__Job__
Write out each line of the data below as a JSON list of strings, one string per line, skipping any blank lines.

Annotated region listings
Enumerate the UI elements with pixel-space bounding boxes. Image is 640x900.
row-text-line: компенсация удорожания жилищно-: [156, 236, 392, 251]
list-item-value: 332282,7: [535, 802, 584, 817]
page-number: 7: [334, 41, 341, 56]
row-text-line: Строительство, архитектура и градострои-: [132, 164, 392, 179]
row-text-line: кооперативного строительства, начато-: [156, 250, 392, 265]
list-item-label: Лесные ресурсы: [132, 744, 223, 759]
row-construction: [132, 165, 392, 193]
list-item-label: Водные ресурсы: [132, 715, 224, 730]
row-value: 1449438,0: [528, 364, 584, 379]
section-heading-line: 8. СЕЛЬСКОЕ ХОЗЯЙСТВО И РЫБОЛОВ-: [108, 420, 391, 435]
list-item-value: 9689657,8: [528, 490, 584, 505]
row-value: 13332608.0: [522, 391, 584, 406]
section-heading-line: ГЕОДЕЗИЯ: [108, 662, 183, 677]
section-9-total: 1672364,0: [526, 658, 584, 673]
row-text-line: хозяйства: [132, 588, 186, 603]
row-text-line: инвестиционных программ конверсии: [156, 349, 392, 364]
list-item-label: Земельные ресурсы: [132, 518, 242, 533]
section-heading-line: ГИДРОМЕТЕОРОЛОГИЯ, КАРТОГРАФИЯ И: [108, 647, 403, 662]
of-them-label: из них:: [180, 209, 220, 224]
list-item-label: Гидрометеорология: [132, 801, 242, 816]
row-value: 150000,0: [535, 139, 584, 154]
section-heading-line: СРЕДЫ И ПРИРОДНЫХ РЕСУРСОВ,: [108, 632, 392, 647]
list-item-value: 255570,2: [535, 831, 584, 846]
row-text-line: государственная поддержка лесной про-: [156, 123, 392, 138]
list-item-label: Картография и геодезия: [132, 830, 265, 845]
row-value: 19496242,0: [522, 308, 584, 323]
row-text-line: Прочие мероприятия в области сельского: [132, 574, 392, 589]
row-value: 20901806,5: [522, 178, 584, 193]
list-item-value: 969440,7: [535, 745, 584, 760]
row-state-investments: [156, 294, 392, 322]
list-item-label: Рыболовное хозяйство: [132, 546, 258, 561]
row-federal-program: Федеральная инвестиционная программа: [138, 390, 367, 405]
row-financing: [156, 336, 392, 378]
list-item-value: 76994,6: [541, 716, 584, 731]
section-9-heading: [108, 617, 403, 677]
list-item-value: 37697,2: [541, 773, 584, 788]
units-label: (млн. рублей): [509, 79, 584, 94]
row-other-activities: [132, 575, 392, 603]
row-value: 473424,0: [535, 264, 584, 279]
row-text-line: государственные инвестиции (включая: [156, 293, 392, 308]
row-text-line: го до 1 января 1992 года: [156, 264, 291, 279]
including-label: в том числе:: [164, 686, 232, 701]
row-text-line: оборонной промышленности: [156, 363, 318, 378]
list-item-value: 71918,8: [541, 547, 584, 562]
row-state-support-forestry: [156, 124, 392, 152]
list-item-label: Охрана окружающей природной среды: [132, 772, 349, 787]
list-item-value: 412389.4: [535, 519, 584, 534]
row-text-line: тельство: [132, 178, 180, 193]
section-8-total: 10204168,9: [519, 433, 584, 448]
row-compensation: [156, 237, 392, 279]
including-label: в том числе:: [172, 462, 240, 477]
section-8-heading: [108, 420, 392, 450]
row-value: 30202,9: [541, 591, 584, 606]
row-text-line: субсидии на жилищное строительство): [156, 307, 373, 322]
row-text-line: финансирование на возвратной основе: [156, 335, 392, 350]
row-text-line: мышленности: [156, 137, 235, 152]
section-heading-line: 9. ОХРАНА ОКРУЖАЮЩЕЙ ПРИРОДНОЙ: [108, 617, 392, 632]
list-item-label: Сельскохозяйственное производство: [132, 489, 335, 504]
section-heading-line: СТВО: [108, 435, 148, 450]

__Solution to this problem__
[
  "Enumerate the UI elements with pixel-space bounding boxes. Image is 640x900.",
  "row-text-line: компенсация удорожания жилищно-: [156, 236, 392, 251]",
  "list-item-value: 332282,7: [535, 802, 584, 817]",
  "page-number: 7: [334, 41, 341, 56]",
  "row-text-line: Строительство, архитектура и градострои-: [132, 164, 392, 179]",
  "row-text-line: кооперативного строительства, начато-: [156, 250, 392, 265]",
  "list-item-label: Лесные ресурсы: [132, 744, 223, 759]",
  "row-construction: [132, 165, 392, 193]",
  "list-item-label: Водные ресурсы: [132, 715, 224, 730]",
  "row-value: 1449438,0: [528, 364, 584, 379]",
  "section-heading-line: 8. СЕЛЬСКОЕ ХОЗЯЙСТВО И РЫБОЛОВ-: [108, 420, 391, 435]",
  "list-item-value: 9689657,8: [528, 490, 584, 505]",
  "row-value: 13332608.0: [522, 391, 584, 406]",
  "section-heading-line: ГЕОДЕЗИЯ: [108, 662, 183, 677]",
  "section-9-total: 1672364,0: [526, 658, 584, 673]",
  "row-text-line: хозяйства: [132, 588, 186, 603]",
  "row-text-line: инвестиционных программ конверсии: [156, 349, 392, 364]",
  "list-item-label: Земельные ресурсы: [132, 518, 242, 533]",
  "section-heading-line: ГИДРОМЕТЕОРОЛОГИЯ, КАРТОГРАФИЯ И: [108, 647, 403, 662]",
  "of-them-label: из них:: [180, 209, 220, 224]",
  "list-item-label: Гидрометеорология: [132, 801, 242, 816]",
  "row-value: 150000,0: [535, 139, 584, 154]",
  "section-heading-line: СРЕДЫ И ПРИРОДНЫХ РЕСУРСОВ,: [108, 632, 392, 647]",
  "list-item-value: 255570,2: [535, 831, 584, 846]",
  "row-text-line: государственная поддержка лесной про-: [156, 123, 392, 138]",
  "list-item-label: Картография и геодезия: [132, 830, 265, 845]",
  "row-value: 19496242,0: [522, 308, 584, 323]",
  "row-text-line: Прочие мероприятия в области сельского: [132, 574, 392, 589]",
  "row-value: 20901806,5: [522, 178, 584, 193]",
  "list-item-value: 969440,7: [535, 745, 584, 760]",
  "row-state-investments: [156, 294, 392, 322]",
  "list-item-label: Рыболовное хозяйство: [132, 546, 258, 561]",
  "row-federal-program: Федеральная инвестиционная программа: [138, 390, 367, 405]",
  "row-financing: [156, 336, 392, 378]",
  "list-item-value: 76994,6: [541, 716, 584, 731]",
  "section-9-heading: [108, 617, 403, 677]",
  "list-item-value: 37697,2: [541, 773, 584, 788]",
  "units-label: (млн. рублей): [509, 79, 584, 94]",
  "row-other-activities: [132, 575, 392, 603]",
  "row-value: 473424,0: [535, 264, 584, 279]",
  "row-text-line: государственные инвестиции (включая: [156, 293, 392, 308]",
  "row-text-line: го до 1 января 1992 года: [156, 264, 291, 279]",
  "including-label: в том числе:: [164, 686, 232, 701]",
  "row-text-line: оборонной промышленности: [156, 363, 318, 378]",
  "list-item-value: 71918,8: [541, 547, 584, 562]",
  "row-state-support-forestry: [156, 124, 392, 152]",
  "list-item-label: Охрана окружающей природной среды: [132, 772, 349, 787]",
  "list-item-value: 412389.4: [535, 519, 584, 534]",
  "row-text-line: тельство: [132, 178, 180, 193]",
  "section-8-total: 10204168,9: [519, 433, 584, 448]",
  "row-compensation: [156, 237, 392, 279]",
  "including-label: в том числе:: [172, 462, 240, 477]",
  "section-8-heading: [108, 420, 392, 450]",
  "row-value: 30202,9: [541, 591, 584, 606]",
  "row-text-line: субсидии на жилищное строительство): [156, 307, 373, 322]",
  "row-text-line: финансирование на возвратной основе: [156, 335, 392, 350]",
  "row-text-line: мышленности: [156, 137, 235, 152]",
  "section-heading-line: 9. ОХРАНА ОКРУЖАЮЩЕЙ ПРИРОДНОЙ: [108, 617, 392, 632]",
  "list-item-label: Сельскохозяйственное производство: [132, 489, 335, 504]",
  "section-heading-line: СТВО: [108, 435, 148, 450]"
]